▶ Stored data

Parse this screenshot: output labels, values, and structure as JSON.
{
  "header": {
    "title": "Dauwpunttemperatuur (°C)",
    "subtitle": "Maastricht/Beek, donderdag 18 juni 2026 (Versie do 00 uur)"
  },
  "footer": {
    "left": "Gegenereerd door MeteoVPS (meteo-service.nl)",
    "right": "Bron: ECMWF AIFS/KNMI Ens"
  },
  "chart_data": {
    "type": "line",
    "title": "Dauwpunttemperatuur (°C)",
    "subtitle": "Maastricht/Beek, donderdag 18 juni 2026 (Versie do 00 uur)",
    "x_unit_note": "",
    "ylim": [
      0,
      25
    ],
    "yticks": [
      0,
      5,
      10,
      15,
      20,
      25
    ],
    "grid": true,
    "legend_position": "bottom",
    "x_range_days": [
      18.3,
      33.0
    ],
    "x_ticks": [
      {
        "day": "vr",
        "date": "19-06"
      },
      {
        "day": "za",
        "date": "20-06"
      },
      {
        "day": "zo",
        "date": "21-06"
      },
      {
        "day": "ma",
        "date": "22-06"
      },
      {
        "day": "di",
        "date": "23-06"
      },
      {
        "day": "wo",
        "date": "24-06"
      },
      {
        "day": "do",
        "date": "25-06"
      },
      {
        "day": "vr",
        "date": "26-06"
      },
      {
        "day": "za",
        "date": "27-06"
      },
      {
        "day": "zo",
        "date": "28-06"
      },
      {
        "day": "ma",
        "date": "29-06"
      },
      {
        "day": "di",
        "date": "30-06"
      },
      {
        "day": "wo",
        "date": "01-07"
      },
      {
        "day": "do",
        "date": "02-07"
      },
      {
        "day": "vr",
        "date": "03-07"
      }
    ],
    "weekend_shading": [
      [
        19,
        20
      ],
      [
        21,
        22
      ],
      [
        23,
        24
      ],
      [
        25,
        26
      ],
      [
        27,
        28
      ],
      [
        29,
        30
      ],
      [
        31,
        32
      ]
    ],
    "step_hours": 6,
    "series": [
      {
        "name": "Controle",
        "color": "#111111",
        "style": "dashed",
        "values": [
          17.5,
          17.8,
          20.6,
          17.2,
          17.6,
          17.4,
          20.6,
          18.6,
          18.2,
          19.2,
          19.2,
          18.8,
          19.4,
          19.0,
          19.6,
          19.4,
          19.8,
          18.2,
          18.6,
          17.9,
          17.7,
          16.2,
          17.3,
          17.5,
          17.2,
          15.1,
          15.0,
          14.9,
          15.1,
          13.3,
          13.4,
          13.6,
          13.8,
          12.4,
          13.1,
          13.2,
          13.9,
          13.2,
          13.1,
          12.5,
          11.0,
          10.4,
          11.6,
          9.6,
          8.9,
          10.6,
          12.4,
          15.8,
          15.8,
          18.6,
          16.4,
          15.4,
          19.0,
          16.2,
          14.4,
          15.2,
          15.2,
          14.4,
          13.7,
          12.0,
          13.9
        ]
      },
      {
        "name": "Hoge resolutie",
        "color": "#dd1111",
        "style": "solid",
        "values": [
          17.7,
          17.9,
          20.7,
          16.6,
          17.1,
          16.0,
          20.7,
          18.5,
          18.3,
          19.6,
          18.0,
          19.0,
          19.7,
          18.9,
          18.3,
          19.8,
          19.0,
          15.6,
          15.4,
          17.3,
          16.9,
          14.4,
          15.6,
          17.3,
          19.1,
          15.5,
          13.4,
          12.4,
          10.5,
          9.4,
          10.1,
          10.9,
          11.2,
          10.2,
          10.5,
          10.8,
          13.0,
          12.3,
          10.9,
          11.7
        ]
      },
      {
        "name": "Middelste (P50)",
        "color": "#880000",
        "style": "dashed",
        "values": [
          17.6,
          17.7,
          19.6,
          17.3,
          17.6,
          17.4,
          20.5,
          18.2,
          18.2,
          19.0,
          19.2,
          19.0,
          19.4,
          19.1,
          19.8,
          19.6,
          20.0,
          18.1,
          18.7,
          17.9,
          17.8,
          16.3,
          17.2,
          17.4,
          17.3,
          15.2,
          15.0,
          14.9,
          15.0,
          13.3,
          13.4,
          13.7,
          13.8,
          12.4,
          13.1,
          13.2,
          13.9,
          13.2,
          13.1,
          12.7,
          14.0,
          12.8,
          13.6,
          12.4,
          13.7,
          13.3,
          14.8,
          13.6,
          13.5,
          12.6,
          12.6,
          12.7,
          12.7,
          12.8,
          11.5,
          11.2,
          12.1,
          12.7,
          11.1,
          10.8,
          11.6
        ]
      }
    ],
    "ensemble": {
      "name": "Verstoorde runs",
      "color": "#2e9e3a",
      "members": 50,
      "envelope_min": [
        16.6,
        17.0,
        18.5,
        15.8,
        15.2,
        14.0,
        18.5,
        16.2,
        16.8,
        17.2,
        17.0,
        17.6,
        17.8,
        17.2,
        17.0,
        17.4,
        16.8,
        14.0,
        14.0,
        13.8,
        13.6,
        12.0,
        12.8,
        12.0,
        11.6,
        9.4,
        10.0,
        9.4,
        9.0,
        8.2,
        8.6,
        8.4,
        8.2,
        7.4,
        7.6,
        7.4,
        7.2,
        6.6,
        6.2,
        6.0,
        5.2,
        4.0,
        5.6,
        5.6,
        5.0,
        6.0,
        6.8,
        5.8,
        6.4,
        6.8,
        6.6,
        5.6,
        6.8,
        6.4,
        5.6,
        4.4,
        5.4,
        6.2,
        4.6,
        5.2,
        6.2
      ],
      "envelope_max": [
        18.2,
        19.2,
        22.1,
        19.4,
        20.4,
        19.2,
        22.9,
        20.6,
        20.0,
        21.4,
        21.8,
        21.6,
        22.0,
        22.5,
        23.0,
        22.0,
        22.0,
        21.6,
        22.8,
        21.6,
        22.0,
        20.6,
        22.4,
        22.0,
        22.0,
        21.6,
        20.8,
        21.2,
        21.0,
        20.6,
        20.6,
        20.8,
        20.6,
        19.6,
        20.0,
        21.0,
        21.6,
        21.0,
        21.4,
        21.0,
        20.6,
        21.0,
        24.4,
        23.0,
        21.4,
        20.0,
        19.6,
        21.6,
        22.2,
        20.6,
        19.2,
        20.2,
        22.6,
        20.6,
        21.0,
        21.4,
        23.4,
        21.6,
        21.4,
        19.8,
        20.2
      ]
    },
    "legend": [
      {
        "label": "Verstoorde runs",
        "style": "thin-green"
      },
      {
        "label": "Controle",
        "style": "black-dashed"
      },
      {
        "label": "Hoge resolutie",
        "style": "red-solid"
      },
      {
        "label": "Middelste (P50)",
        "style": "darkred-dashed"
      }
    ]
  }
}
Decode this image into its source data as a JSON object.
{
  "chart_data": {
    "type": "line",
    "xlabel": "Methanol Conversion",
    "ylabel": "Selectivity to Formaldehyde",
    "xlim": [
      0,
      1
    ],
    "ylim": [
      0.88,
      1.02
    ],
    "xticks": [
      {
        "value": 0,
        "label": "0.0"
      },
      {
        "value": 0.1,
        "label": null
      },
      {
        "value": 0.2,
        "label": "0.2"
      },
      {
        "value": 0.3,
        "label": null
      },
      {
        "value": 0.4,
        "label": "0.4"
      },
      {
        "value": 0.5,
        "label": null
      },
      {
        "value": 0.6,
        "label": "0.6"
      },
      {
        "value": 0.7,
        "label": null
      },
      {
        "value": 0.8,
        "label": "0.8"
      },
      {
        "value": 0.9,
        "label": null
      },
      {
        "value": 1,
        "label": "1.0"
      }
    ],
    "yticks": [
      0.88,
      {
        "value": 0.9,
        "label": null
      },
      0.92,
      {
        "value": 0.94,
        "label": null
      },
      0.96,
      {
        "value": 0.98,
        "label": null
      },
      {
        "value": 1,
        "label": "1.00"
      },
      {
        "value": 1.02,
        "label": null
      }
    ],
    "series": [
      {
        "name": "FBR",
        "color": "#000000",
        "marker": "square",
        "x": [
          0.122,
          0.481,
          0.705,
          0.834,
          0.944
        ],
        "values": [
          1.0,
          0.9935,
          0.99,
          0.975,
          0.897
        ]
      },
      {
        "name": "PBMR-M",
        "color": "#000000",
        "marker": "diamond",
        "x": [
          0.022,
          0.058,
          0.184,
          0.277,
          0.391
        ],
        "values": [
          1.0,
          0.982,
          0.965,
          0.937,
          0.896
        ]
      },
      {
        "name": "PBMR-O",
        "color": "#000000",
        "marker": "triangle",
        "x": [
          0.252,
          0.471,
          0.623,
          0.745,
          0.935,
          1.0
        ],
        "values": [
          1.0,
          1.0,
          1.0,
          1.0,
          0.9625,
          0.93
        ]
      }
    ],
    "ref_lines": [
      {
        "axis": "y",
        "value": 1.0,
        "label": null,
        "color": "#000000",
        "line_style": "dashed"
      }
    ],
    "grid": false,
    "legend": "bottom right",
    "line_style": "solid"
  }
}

▶ Work to be completed
Extract each line holding the string "JSON".

▶ Response for this exercise
Parse this screenshot: output labels, values, and structure as JSON.
Decode this image into its source data as a JSON object.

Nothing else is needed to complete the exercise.